[Your task]:
Copy out every line of the records below word for word, omitting the pictures.

[Records supplied]:
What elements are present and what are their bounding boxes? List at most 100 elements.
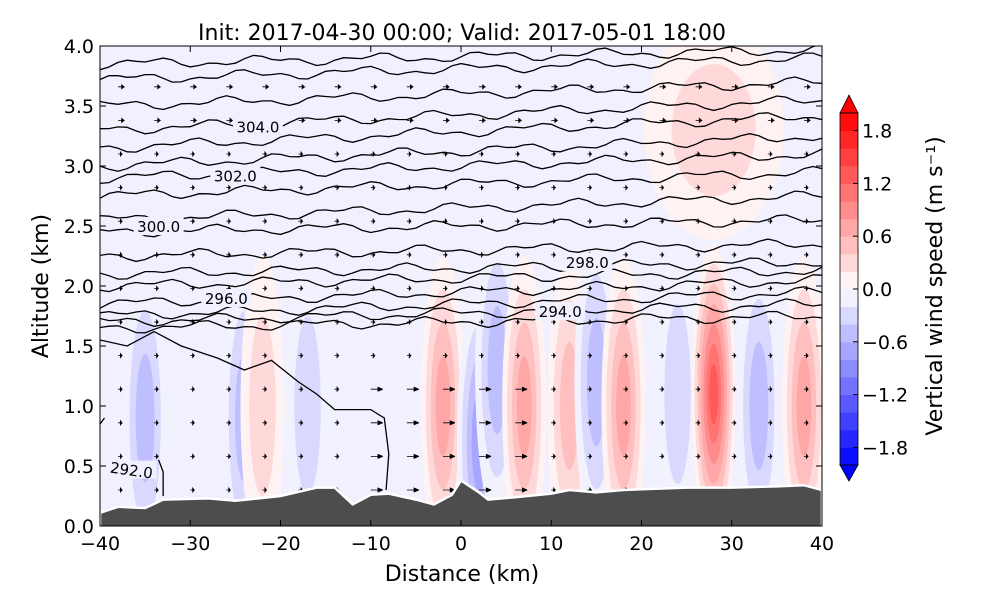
wind-vector-arrow: [262, 83, 270, 90]
vertical-wind-field: [123, 46, 822, 526]
wind-vector-arrow: [118, 150, 123, 158]
colorbar-band: [840, 218, 858, 237]
colorbar-tick-label: −1.8: [862, 437, 908, 459]
wind-vector-arrow: [587, 117, 595, 124]
x-tick-label: 40: [810, 533, 834, 555]
contour-label-bg: [133, 217, 184, 235]
colorbar-tick-label: −1.2: [862, 385, 908, 407]
y-tick-label: 2.0: [64, 276, 94, 298]
wind-vector-arrow: [479, 318, 484, 326]
wind-vector-arrow: [659, 285, 665, 292]
wind-vector-arrow: [262, 285, 268, 292]
wind-vector-arrow: [803, 285, 809, 292]
contour-label: 304.0: [236, 118, 279, 136]
wind-vector-arrow: [406, 352, 412, 359]
wind-vector-arrow: [659, 184, 665, 191]
wind-vector-arrow: [659, 117, 667, 124]
wind-vector-arrow: [442, 218, 448, 225]
x-tick-label: 20: [629, 533, 653, 555]
wind-vector-arrow: [406, 453, 420, 459]
isentrope-line: [100, 46, 818, 71]
chart-title: Init: 2017-04-30 00:00; Valid: 2017-05-0…: [198, 21, 726, 46]
colorbar-band: [840, 113, 858, 132]
colorbar-label: Vertical wind speed (m s⁻¹): [923, 136, 948, 435]
wind-vector-arrow: [370, 487, 383, 493]
wind-vector-arrow: [118, 352, 123, 359]
contour-label: 296.0: [205, 290, 248, 308]
wind-vector-arrow: [695, 453, 701, 460]
wind-vector-arrow: [587, 285, 593, 292]
wind-vector-arrow: [442, 83, 451, 90]
isentrope-line: [100, 112, 822, 153]
colorbar-tick-label: −0.6: [862, 332, 908, 354]
contour-label-bg: [201, 289, 252, 307]
wind-vector-arrow: [803, 352, 809, 359]
wind-vector-arrow: [587, 83, 595, 90]
wind-vector-arrow: [515, 218, 520, 225]
wind-vector-arrow: [298, 184, 304, 191]
x-axis: −40 −30 −20 −10 0 10 20 30 40: [80, 46, 834, 555]
wind-vector-arrow: [587, 419, 593, 426]
wind-vector-arrow: [190, 218, 196, 225]
wind-vector-arrow: [479, 420, 492, 426]
wind-vector-arrow: [479, 117, 487, 124]
isentrope-line: [100, 286, 822, 320]
y-tick-label: 2.5: [64, 216, 94, 238]
wind-vector-arrow: [659, 352, 665, 359]
wind-vector-arrow: [442, 420, 456, 426]
colorbar-band: [840, 412, 858, 431]
x-tick-label: −40: [80, 533, 120, 555]
wind-vector-arrow: [442, 487, 456, 493]
wind-vector-arrow: [515, 251, 520, 258]
colorbar-band: [840, 271, 858, 290]
isentrope-line: [100, 417, 106, 425]
wind-vector-arrow: [370, 117, 378, 124]
wind-vector-arrow: [442, 150, 448, 158]
wind-vector-arrow: [406, 83, 414, 90]
w-contour-band: [664, 304, 691, 484]
wind-vector-arrow: [659, 453, 665, 460]
wind-vector-arrow: [442, 318, 448, 326]
wind-vector-arrow: [154, 83, 162, 90]
wind-vector-arrow: [659, 150, 665, 158]
wind-vector-arrow: [587, 184, 593, 191]
wind-vector-arrow: [370, 318, 376, 326]
contour-label-bg: [535, 302, 586, 321]
contour-label-bg: [562, 253, 613, 271]
w-contour-band: [249, 316, 276, 496]
wind-vector-arrow: [659, 83, 667, 90]
wind-vector-arrow: [406, 150, 412, 158]
wind-vector-arrow: [298, 453, 304, 460]
wind-vector-arrow: [515, 352, 520, 359]
x-tick-label: 10: [539, 533, 563, 555]
wind-vector-arrow: [190, 318, 196, 326]
colorbar-band: [840, 148, 858, 167]
wind-vector-arrow: [298, 386, 304, 393]
wind-vector-arrow: [262, 386, 268, 393]
wind-vector-arrow: [623, 83, 631, 90]
wind-vector-arrow: [406, 117, 414, 124]
colorbar-band: [840, 341, 858, 360]
wind-vector-arrow: [226, 453, 232, 460]
wind-vector-arrow: [803, 318, 809, 326]
wind-vector-arrow: [226, 386, 232, 393]
wind-vector-arrow: [515, 150, 520, 158]
wind-vector-arrow: [551, 352, 557, 359]
colorbar-band: [840, 183, 858, 202]
wind-vector-arrow: [623, 318, 629, 326]
contour-label: 302.0: [214, 168, 257, 186]
wind-vector-arrow: [262, 419, 268, 426]
w-contour-band: [616, 356, 631, 456]
wind-vector-arrow: [334, 419, 340, 426]
wind-vector-arrow: [334, 117, 342, 124]
wind-vector-arrow: [262, 486, 268, 494]
wind-vector-arrow: [587, 318, 593, 326]
wind-vector-arrow: [767, 218, 773, 225]
isentrope-line: [100, 95, 822, 135]
wind-vector-arrow: [803, 83, 812, 90]
y-tick-label: 0.0: [64, 516, 94, 538]
wind-vector-arrow: [334, 386, 340, 393]
wind-vector-arrow: [334, 285, 340, 292]
colorbar: −1.8 −1.2 −0.6 0.0 0.6 1.2 1.8: [839, 94, 908, 482]
contour-label-bg: [106, 460, 157, 479]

[Completed exercise]:
What elements are present and what are their bounding boxes? List at most 100 elements.
wind-vector-arrow: [262, 83, 270, 90]
vertical-wind-field: [123, 46, 822, 526]
wind-vector-arrow: [118, 150, 123, 158]
colorbar-band: [840, 218, 858, 237]
colorbar-tick-label: −1.8: [862, 437, 908, 459]
wind-vector-arrow: [587, 117, 595, 124]
x-tick-label: 40: [810, 533, 834, 555]
contour-label-bg: [133, 217, 184, 235]
colorbar-tick-label: −1.2: [862, 385, 908, 407]
y-tick-label: 2.0: [64, 276, 94, 298]
wind-vector-arrow: [479, 318, 484, 326]
wind-vector-arrow: [659, 285, 665, 292]
wind-vector-arrow: [262, 285, 268, 292]
wind-vector-arrow: [803, 285, 809, 292]
contour-label: 304.0: [236, 118, 279, 136]
wind-vector-arrow: [406, 352, 412, 359]
wind-vector-arrow: [659, 184, 665, 191]
wind-vector-arrow: [659, 117, 667, 124]
wind-vector-arrow: [442, 218, 448, 225]
x-tick-label: 20: [629, 533, 653, 555]
wind-vector-arrow: [406, 453, 420, 459]
isentrope-line: [100, 46, 818, 71]
chart-title: Init: 2017-04-30 00:00; Valid: 2017-05-0…: [198, 21, 726, 46]
colorbar-band: [840, 113, 858, 132]
colorbar-label: Vertical wind speed (m s⁻¹): [923, 136, 948, 435]
wind-vector-arrow: [370, 487, 383, 493]
wind-vector-arrow: [118, 352, 123, 359]
contour-label: 296.0: [205, 290, 248, 308]
wind-vector-arrow: [695, 453, 701, 460]
wind-vector-arrow: [587, 285, 593, 292]
wind-vector-arrow: [442, 83, 451, 90]
isentrope-line: [100, 112, 822, 153]
colorbar-tick-label: −0.6: [862, 332, 908, 354]
contour-label-bg: [201, 289, 252, 307]
wind-vector-arrow: [803, 352, 809, 359]
wind-vector-arrow: [587, 83, 595, 90]
wind-vector-arrow: [515, 218, 520, 225]
wind-vector-arrow: [298, 184, 304, 191]
x-axis: −40 −30 −20 −10 0 10 20 30 40: [80, 46, 834, 555]
wind-vector-arrow: [587, 419, 593, 426]
wind-vector-arrow: [190, 218, 196, 225]
wind-vector-arrow: [479, 420, 492, 426]
wind-vector-arrow: [479, 117, 487, 124]
isentrope-line: [100, 286, 822, 320]
y-tick-label: 2.5: [64, 216, 94, 238]
wind-vector-arrow: [659, 352, 665, 359]
wind-vector-arrow: [442, 420, 456, 426]
colorbar-band: [840, 412, 858, 431]
x-tick-label: −40: [80, 533, 120, 555]
wind-vector-arrow: [442, 487, 456, 493]
wind-vector-arrow: [515, 251, 520, 258]
colorbar-band: [840, 271, 858, 290]
isentrope-line: [100, 417, 106, 425]
wind-vector-arrow: [370, 117, 378, 124]
wind-vector-arrow: [442, 150, 448, 158]
wind-vector-arrow: [406, 83, 414, 90]
w-contour-band: [664, 304, 691, 484]
wind-vector-arrow: [659, 453, 665, 460]
wind-vector-arrow: [442, 318, 448, 326]
wind-vector-arrow: [154, 83, 162, 90]
wind-vector-arrow: [659, 150, 665, 158]
wind-vector-arrow: [587, 184, 593, 191]
wind-vector-arrow: [370, 318, 376, 326]
contour-label-bg: [535, 302, 586, 321]
contour-label-bg: [562, 253, 613, 271]
w-contour-band: [249, 316, 276, 496]
wind-vector-arrow: [659, 83, 667, 90]
wind-vector-arrow: [406, 150, 412, 158]
wind-vector-arrow: [298, 453, 304, 460]
wind-vector-arrow: [515, 352, 520, 359]
x-tick-label: 10: [539, 533, 563, 555]
wind-vector-arrow: [190, 318, 196, 326]
colorbar-band: [840, 148, 858, 167]
wind-vector-arrow: [298, 386, 304, 393]
wind-vector-arrow: [262, 386, 268, 393]
wind-vector-arrow: [623, 83, 631, 90]
wind-vector-arrow: [406, 117, 414, 124]
colorbar-band: [840, 341, 858, 360]
wind-vector-arrow: [226, 453, 232, 460]
wind-vector-arrow: [803, 318, 809, 326]
wind-vector-arrow: [226, 386, 232, 393]
wind-vector-arrow: [515, 150, 520, 158]
wind-vector-arrow: [551, 352, 557, 359]
colorbar-band: [840, 183, 858, 202]
wind-vector-arrow: [623, 318, 629, 326]
contour-label: 302.0: [214, 168, 257, 186]
wind-vector-arrow: [262, 419, 268, 426]
w-contour-band: [616, 356, 631, 456]
wind-vector-arrow: [334, 419, 340, 426]
wind-vector-arrow: [334, 117, 342, 124]
wind-vector-arrow: [262, 486, 268, 494]
wind-vector-arrow: [587, 318, 593, 326]
wind-vector-arrow: [767, 218, 773, 225]
isentrope-line: [100, 95, 822, 135]
wind-vector-arrow: [803, 83, 812, 90]
y-tick-label: 0.0: [64, 516, 94, 538]
wind-vector-arrow: [334, 386, 340, 393]
wind-vector-arrow: [334, 285, 340, 292]
colorbar: −1.8 −1.2 −0.6 0.0 0.6 1.2 1.8: [839, 94, 908, 482]
contour-label-bg: [106, 460, 157, 479]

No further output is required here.